Chart and figure data
--- Start ---

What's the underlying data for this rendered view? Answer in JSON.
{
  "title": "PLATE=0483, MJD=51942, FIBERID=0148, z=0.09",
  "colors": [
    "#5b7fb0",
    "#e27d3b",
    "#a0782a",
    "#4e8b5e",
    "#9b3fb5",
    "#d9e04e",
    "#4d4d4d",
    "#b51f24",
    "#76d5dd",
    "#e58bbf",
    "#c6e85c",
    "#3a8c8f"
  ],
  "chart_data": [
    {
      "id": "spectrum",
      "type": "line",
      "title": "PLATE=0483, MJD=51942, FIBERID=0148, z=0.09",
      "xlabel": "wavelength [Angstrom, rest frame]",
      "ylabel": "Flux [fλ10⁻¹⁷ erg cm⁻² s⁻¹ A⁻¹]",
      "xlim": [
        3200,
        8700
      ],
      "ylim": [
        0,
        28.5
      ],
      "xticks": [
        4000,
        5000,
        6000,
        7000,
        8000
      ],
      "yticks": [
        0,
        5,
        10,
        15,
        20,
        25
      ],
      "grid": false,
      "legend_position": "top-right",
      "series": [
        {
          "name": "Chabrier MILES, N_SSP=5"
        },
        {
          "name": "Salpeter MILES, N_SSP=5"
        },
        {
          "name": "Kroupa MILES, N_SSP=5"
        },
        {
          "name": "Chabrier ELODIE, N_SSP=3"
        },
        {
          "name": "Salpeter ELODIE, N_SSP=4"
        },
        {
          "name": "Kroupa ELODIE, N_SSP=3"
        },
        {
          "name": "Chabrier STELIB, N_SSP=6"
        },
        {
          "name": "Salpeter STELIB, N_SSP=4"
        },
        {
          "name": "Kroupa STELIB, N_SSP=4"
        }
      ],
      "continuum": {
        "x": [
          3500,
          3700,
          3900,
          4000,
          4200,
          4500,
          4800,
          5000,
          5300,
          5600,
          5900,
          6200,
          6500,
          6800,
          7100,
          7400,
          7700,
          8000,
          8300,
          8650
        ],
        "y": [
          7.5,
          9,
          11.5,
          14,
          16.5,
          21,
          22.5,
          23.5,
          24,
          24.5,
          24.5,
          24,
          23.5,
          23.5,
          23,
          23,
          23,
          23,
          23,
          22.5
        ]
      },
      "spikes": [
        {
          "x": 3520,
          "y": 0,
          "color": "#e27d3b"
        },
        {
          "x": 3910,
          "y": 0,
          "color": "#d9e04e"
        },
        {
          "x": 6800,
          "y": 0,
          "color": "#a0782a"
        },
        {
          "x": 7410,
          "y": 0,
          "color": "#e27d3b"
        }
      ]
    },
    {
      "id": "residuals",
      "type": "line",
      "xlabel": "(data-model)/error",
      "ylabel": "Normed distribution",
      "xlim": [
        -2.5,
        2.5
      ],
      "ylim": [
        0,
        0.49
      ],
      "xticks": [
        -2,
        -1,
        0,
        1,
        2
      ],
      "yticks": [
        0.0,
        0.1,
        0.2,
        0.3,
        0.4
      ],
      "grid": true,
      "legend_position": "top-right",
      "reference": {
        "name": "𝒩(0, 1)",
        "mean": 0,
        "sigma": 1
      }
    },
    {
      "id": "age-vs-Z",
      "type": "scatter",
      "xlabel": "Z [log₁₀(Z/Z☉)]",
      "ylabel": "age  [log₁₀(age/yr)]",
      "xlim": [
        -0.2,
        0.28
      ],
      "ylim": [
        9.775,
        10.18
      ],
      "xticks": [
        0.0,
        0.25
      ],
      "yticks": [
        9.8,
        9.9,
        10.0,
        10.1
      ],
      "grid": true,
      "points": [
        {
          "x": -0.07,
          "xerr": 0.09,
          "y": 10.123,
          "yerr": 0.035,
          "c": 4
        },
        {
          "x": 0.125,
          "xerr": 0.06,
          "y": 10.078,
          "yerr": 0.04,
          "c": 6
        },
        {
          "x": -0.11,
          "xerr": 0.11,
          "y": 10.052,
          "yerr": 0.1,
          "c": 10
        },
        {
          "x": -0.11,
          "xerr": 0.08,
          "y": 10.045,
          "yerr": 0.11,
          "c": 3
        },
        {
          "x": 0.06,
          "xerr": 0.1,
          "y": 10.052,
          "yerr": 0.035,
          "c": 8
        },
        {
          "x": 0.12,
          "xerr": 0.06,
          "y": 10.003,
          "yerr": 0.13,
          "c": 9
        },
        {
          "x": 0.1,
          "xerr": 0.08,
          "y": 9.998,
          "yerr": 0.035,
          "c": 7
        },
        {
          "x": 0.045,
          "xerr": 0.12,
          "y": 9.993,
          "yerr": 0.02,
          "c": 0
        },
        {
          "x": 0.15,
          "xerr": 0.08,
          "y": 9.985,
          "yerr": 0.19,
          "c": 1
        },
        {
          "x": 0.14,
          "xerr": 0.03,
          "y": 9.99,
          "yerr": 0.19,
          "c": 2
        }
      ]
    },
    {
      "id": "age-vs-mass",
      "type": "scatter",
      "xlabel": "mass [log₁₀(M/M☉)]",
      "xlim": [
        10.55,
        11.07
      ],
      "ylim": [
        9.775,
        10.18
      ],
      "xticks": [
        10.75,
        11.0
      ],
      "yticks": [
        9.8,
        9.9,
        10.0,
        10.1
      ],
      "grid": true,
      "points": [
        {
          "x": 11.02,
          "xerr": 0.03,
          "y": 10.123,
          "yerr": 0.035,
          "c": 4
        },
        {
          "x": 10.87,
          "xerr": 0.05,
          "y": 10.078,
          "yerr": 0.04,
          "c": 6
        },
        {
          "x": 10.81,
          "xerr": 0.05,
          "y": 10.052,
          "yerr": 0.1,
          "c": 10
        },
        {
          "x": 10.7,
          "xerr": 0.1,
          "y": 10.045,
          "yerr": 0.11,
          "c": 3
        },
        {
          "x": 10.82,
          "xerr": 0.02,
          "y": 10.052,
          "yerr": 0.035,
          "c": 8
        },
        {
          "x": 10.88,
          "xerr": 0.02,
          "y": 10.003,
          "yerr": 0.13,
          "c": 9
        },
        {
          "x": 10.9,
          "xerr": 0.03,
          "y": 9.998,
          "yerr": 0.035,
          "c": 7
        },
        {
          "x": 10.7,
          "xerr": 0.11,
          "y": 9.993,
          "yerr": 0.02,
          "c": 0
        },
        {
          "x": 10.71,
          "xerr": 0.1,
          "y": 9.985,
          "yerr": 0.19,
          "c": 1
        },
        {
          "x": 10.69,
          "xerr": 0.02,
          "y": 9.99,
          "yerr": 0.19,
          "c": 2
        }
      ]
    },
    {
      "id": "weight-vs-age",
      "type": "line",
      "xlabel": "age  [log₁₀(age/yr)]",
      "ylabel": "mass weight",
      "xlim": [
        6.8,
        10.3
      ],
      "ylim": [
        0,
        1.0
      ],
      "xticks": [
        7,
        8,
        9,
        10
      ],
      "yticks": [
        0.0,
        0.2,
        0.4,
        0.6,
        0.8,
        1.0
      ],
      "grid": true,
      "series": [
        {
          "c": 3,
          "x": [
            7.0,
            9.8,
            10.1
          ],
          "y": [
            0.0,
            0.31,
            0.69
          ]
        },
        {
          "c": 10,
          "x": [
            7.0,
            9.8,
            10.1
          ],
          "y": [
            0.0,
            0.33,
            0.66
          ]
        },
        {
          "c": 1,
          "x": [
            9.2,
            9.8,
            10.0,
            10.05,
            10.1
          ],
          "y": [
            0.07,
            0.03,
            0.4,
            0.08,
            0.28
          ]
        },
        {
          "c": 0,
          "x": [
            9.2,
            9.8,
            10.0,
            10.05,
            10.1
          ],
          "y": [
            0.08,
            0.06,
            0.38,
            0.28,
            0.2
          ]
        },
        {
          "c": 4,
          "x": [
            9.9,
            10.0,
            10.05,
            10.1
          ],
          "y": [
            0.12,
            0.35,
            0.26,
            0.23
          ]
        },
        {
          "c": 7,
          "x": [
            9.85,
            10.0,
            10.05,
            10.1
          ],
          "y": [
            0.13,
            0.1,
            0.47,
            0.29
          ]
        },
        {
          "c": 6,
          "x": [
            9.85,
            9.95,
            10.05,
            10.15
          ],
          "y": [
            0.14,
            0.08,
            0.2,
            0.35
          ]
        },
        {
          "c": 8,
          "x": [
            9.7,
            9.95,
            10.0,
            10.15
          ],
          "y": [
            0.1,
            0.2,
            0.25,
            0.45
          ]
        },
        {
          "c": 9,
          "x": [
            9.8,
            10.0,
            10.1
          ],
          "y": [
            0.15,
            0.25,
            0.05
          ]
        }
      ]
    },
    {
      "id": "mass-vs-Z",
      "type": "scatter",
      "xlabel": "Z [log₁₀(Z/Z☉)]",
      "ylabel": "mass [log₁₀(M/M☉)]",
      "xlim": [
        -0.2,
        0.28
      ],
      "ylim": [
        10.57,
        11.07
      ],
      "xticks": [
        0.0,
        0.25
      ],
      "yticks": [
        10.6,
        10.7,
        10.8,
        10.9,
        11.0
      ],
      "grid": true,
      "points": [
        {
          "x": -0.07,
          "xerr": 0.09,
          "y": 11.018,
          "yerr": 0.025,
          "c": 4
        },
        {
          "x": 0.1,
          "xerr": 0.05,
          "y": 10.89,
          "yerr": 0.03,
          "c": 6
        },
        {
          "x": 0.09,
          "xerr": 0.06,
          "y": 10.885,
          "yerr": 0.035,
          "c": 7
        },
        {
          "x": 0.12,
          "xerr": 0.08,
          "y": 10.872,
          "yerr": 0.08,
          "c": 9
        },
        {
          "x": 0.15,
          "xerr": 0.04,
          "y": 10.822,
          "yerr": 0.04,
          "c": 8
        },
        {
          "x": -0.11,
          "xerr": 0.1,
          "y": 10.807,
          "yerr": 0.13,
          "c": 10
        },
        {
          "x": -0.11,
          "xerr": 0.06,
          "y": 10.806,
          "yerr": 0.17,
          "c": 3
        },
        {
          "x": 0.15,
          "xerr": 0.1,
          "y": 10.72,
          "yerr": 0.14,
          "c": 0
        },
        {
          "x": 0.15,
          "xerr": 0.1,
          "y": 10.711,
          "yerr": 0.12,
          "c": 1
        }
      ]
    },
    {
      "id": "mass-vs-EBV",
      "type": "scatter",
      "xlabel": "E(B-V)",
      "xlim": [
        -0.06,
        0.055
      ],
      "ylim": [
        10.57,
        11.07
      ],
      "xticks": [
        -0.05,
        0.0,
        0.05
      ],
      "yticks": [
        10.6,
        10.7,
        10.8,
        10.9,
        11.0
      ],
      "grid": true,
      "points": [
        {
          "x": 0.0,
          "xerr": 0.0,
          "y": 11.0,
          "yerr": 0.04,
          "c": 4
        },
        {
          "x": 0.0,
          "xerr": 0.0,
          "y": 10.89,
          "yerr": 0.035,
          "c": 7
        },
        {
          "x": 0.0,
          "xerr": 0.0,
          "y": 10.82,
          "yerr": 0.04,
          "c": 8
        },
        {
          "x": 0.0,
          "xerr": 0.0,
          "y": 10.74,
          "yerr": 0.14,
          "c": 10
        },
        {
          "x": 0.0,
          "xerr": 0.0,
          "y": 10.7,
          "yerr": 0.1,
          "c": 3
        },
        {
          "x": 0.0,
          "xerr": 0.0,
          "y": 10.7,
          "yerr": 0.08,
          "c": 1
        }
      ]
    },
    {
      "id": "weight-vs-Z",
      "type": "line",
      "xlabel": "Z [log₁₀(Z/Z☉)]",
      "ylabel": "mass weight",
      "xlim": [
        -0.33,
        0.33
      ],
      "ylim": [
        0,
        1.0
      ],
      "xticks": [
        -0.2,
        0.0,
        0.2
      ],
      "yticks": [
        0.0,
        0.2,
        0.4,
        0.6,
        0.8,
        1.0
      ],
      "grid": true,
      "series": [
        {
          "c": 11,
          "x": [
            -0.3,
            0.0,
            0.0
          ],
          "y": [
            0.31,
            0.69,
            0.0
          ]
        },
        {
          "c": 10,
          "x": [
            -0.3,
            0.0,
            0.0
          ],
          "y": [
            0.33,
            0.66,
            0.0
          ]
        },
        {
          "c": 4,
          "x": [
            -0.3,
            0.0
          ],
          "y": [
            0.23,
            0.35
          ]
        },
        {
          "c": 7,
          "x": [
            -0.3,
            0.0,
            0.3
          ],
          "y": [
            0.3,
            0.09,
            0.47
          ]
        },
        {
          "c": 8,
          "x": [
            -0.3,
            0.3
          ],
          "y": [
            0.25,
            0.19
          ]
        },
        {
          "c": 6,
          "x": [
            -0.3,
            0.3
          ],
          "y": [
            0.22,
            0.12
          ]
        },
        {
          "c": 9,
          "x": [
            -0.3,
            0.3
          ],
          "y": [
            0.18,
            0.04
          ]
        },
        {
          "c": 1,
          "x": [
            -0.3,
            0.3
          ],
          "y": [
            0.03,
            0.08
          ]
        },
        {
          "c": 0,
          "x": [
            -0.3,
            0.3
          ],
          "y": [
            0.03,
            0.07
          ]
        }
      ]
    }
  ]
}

--- End ---

### What is asked
Filter the entries down to the lines containing "STELIB". Copy each of those lines.

### Answer in full
          "name": "Chabrier STELIB, N_SSP=6"
          "name": "Salpeter STELIB, N_SSP=4"
          "name": "Kroupa STELIB, N_SSP=4"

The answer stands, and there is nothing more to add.